# Start of PROVIDED MATERIAL
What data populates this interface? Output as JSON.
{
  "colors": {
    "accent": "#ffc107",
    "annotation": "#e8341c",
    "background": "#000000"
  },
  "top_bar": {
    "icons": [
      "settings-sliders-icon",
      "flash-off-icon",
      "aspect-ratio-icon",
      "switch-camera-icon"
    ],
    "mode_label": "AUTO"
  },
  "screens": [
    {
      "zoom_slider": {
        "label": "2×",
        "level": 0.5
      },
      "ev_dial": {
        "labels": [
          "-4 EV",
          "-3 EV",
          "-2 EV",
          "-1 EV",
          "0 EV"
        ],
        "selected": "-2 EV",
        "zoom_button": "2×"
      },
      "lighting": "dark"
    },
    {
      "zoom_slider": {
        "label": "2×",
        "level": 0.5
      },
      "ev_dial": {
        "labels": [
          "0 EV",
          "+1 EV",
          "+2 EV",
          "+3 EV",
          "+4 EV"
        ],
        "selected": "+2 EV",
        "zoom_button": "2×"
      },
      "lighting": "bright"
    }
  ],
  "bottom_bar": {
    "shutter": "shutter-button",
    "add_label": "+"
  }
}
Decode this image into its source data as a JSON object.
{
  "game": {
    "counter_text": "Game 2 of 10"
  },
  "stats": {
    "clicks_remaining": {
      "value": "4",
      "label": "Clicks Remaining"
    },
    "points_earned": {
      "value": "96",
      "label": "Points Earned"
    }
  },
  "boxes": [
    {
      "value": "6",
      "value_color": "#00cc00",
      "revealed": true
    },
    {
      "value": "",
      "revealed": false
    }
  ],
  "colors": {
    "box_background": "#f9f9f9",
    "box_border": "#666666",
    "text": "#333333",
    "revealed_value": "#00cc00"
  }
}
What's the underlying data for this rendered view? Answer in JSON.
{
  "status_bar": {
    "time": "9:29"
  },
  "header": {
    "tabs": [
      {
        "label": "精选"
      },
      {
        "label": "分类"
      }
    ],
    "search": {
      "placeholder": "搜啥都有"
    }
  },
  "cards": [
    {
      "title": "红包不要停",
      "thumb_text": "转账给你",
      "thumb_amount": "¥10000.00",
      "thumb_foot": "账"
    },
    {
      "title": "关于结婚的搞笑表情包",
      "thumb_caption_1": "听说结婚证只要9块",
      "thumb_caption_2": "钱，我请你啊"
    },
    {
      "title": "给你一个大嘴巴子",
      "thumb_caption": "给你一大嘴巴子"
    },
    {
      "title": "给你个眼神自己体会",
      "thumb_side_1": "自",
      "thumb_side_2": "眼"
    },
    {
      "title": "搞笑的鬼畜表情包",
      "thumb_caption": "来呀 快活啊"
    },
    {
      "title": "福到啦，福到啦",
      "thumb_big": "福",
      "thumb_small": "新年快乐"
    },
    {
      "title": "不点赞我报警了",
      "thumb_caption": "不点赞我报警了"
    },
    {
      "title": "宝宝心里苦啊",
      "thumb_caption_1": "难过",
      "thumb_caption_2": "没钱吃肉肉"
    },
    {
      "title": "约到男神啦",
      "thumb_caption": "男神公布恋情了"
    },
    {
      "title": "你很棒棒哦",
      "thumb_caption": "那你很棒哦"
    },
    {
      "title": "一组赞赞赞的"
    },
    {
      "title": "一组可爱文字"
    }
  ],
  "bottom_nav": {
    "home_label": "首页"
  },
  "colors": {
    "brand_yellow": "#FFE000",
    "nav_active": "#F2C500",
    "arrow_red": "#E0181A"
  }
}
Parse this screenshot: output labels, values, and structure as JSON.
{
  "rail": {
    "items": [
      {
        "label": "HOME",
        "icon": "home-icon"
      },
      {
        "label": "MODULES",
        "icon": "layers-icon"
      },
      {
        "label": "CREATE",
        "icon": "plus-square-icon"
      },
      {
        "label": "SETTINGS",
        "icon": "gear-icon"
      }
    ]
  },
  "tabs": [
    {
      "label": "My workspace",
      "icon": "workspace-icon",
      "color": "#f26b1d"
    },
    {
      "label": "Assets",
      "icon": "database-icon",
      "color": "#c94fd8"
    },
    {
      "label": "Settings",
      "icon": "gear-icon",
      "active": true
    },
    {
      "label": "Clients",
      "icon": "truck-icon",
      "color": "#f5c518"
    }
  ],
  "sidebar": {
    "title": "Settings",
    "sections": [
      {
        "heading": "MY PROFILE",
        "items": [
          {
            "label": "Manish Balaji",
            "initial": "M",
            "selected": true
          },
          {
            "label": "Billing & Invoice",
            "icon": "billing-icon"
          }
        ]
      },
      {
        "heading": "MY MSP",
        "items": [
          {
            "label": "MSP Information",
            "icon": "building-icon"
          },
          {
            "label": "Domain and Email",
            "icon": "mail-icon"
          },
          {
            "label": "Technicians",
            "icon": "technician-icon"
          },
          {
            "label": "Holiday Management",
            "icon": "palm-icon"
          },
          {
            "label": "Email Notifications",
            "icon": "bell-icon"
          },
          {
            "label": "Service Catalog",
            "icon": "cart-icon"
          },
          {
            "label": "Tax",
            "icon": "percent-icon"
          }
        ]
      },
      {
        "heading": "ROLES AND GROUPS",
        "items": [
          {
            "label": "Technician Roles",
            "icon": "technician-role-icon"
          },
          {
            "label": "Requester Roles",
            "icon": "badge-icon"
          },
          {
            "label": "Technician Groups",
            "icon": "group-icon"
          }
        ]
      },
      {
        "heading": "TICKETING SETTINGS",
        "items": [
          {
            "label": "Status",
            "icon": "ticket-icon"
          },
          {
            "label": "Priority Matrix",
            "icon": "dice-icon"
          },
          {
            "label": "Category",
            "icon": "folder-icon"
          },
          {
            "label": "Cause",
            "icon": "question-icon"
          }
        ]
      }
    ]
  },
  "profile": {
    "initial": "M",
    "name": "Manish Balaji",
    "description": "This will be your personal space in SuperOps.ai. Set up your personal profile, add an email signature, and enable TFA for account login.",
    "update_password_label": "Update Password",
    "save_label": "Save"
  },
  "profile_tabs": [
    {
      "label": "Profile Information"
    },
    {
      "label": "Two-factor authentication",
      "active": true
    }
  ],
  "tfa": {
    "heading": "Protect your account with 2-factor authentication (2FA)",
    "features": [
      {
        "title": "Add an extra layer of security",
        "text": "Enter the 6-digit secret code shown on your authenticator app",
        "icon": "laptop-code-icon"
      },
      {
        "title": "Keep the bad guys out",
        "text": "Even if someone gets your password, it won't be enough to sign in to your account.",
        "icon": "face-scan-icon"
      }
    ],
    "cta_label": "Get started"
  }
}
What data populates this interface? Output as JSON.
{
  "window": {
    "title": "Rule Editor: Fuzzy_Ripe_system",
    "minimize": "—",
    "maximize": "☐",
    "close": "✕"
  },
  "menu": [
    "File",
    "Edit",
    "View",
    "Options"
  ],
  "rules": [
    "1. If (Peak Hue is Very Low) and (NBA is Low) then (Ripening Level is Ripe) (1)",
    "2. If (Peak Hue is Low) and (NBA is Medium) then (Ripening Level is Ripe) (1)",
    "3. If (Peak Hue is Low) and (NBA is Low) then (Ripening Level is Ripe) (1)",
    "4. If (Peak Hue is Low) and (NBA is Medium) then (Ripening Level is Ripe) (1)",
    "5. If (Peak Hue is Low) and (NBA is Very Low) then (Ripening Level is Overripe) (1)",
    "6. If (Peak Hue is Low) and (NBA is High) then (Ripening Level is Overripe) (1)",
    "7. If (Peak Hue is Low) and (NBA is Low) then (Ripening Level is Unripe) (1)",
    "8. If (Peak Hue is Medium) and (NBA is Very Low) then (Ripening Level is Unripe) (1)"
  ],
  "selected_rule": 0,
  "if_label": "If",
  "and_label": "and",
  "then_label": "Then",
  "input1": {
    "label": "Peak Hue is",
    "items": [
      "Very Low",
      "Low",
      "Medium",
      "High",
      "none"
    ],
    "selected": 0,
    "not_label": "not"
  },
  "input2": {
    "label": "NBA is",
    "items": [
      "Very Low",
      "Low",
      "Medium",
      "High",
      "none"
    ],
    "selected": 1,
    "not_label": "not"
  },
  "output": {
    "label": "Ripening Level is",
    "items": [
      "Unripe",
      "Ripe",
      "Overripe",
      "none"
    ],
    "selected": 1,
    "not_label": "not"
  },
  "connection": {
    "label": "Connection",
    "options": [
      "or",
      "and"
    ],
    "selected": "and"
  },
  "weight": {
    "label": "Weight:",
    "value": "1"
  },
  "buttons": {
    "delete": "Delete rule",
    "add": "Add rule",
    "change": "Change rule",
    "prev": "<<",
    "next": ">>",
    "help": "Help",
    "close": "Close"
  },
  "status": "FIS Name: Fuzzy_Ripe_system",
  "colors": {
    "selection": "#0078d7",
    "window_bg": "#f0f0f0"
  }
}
# End of PROVIDED MATERIAL
TO DO >> Check each line of the entries above, and show every one holding the word "Medium".

THE ANSWER >>
    "2. If (Peak Hue is Low) and (NBA is Medium) then (Ripening Level is Ripe) (1)",
    "4. If (Peak Hue is Low) and (NBA is Medium) then (Ripening Level is Ripe) (1)",
    "8. If (Peak Hue is Medium) and (NBA is Very Low) then (Ripening Level is Unripe) (1)"
      "Medium",
      "Medium",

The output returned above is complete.